(Extracted records)

☆ ☆ ☆

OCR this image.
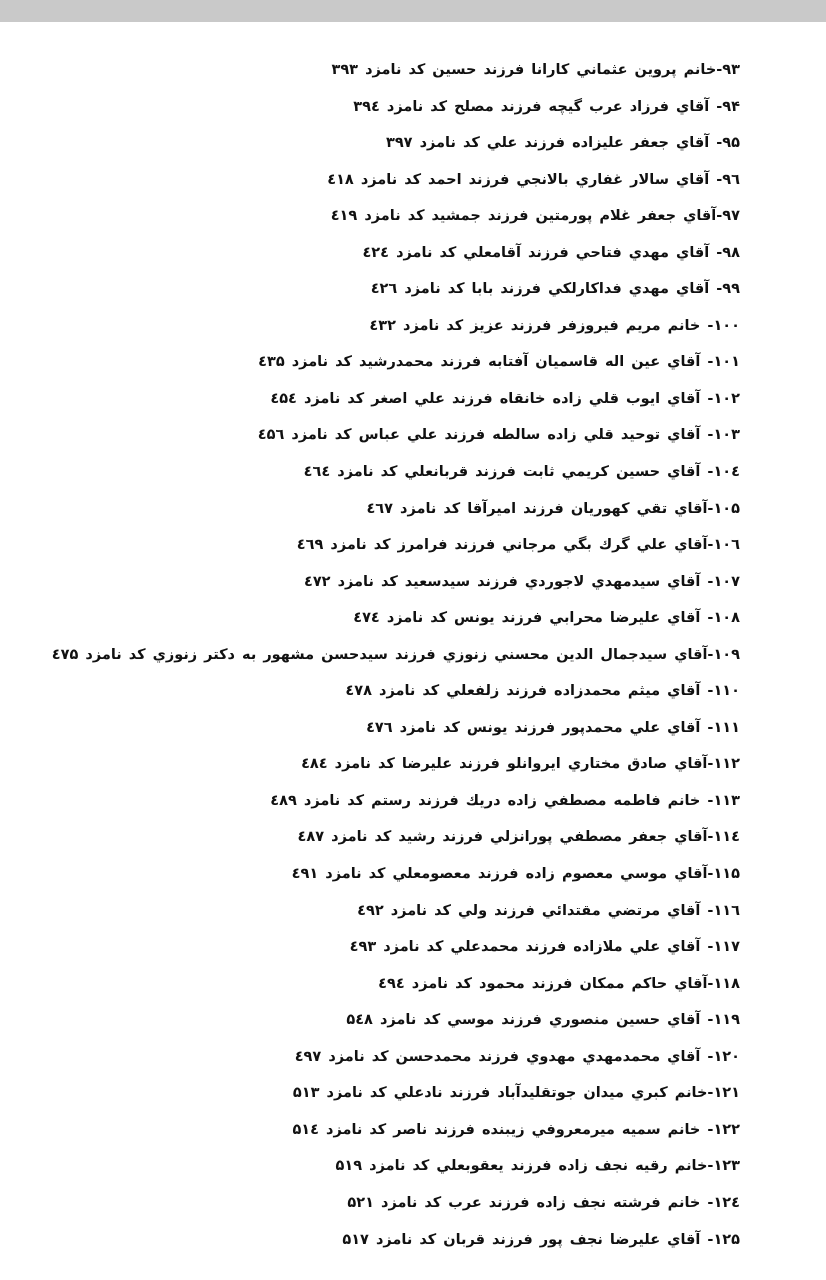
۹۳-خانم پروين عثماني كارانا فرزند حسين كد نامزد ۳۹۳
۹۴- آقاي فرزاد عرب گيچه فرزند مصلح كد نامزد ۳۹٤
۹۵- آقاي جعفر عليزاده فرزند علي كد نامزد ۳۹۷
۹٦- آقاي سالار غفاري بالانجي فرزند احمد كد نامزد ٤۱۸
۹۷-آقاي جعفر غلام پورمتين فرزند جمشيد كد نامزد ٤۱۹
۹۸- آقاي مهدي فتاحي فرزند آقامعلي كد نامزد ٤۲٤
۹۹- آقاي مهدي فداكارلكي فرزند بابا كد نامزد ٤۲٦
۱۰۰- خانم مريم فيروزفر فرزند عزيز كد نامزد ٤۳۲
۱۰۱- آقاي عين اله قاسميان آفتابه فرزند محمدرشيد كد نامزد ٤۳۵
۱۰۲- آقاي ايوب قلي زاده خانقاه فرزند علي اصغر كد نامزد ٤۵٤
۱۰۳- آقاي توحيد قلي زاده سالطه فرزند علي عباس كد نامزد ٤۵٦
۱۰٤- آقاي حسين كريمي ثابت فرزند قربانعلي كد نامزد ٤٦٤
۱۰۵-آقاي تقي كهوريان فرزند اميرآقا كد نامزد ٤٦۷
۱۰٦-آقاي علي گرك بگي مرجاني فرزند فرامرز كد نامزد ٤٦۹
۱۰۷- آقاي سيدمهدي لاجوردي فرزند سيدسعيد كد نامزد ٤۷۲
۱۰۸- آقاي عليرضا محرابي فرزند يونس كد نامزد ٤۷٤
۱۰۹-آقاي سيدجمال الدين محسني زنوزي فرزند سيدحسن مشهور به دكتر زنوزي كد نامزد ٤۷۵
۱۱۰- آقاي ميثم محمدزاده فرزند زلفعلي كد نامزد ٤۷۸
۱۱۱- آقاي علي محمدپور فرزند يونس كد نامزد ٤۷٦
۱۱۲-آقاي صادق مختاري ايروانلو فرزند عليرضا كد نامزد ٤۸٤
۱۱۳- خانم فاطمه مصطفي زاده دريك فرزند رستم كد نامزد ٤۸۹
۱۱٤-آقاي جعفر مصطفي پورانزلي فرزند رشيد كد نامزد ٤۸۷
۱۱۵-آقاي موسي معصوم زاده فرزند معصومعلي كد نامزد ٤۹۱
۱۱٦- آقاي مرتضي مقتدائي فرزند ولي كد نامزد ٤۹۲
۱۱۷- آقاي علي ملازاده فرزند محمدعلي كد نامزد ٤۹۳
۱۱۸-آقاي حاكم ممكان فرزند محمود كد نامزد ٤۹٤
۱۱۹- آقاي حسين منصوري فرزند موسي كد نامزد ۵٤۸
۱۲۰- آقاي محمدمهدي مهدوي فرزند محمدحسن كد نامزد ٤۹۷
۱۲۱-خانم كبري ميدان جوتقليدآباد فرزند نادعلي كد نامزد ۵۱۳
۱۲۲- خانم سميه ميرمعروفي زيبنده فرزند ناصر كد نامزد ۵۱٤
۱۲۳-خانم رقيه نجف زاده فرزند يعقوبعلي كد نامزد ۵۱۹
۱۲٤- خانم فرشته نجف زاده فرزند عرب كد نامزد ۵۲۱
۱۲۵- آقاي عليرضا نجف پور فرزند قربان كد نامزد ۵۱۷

☆ ☆ ☆

* WHAT TO DO *
Set the pictures aside and transcribe the data above exactly.

* WORKED SOLUTION *
OCR this image.
۹۳-خانم پروين عثماني كارانا فرزند حسين كد نامزد ۳۹۳
۹۴- آقاي فرزاد عرب گيچه فرزند مصلح كد نامزد ۳۹٤
۹۵- آقاي جعفر عليزاده فرزند علي كد نامزد ۳۹۷
۹٦- آقاي سالار غفاري بالانجي فرزند احمد كد نامزد ٤۱۸
۹۷-آقاي جعفر غلام پورمتين فرزند جمشيد كد نامزد ٤۱۹
۹۸- آقاي مهدي فتاحي فرزند آقامعلي كد نامزد ٤۲٤
۹۹- آقاي مهدي فداكارلكي فرزند بابا كد نامزد ٤۲٦
۱۰۰- خانم مريم فيروزفر فرزند عزيز كد نامزد ٤۳۲
۱۰۱- آقاي عين اله قاسميان آفتابه فرزند محمدرشيد كد نامزد ٤۳۵
۱۰۲- آقاي ايوب قلي زاده خانقاه فرزند علي اصغر كد نامزد ٤۵٤
۱۰۳- آقاي توحيد قلي زاده سالطه فرزند علي عباس كد نامزد ٤۵٦
۱۰٤- آقاي حسين كريمي ثابت فرزند قربانعلي كد نامزد ٤٦٤
۱۰۵-آقاي تقي كهوريان فرزند اميرآقا كد نامزد ٤٦۷
۱۰٦-آقاي علي گرك بگي مرجاني فرزند فرامرز كد نامزد ٤٦۹
۱۰۷- آقاي سيدمهدي لاجوردي فرزند سيدسعيد كد نامزد ٤۷۲
۱۰۸- آقاي عليرضا محرابي فرزند يونس كد نامزد ٤۷٤
۱۰۹-آقاي سيدجمال الدين محسني زنوزي فرزند سيدحسن مشهور به دكتر زنوزي كد نامزد ٤۷۵
۱۱۰- آقاي ميثم محمدزاده فرزند زلفعلي كد نامزد ٤۷۸
۱۱۱- آقاي علي محمدپور فرزند يونس كد نامزد ٤۷٦
۱۱۲-آقاي صادق مختاري ايروانلو فرزند عليرضا كد نامزد ٤۸٤
۱۱۳- خانم فاطمه مصطفي زاده دريك فرزند رستم كد نامزد ٤۸۹
۱۱٤-آقاي جعفر مصطفي پورانزلي فرزند رشيد كد نامزد ٤۸۷
۱۱۵-آقاي موسي معصوم زاده فرزند معصومعلي كد نامزد ٤۹۱
۱۱٦- آقاي مرتضي مقتدائي فرزند ولي كد نامزد ٤۹۲
۱۱۷- آقاي علي ملازاده فرزند محمدعلي كد نامزد ٤۹۳
۱۱۸-آقاي حاكم ممكان فرزند محمود كد نامزد ٤۹٤
۱۱۹- آقاي حسين منصوري فرزند موسي كد نامزد ۵٤۸
۱۲۰- آقاي محمدمهدي مهدوي فرزند محمدحسن كد نامزد ٤۹۷
۱۲۱-خانم كبري ميدان جوتقليدآباد فرزند نادعلي كد نامزد ۵۱۳
۱۲۲- خانم سميه ميرمعروفي زيبنده فرزند ناصر كد نامزد ۵۱٤
۱۲۳-خانم رقيه نجف زاده فرزند يعقوبعلي كد نامزد ۵۱۹
۱۲٤- خانم فرشته نجف زاده فرزند عرب كد نامزد ۵۲۱
۱۲۵- آقاي عليرضا نجف پور فرزند قربان كد نامزد ۵۱۷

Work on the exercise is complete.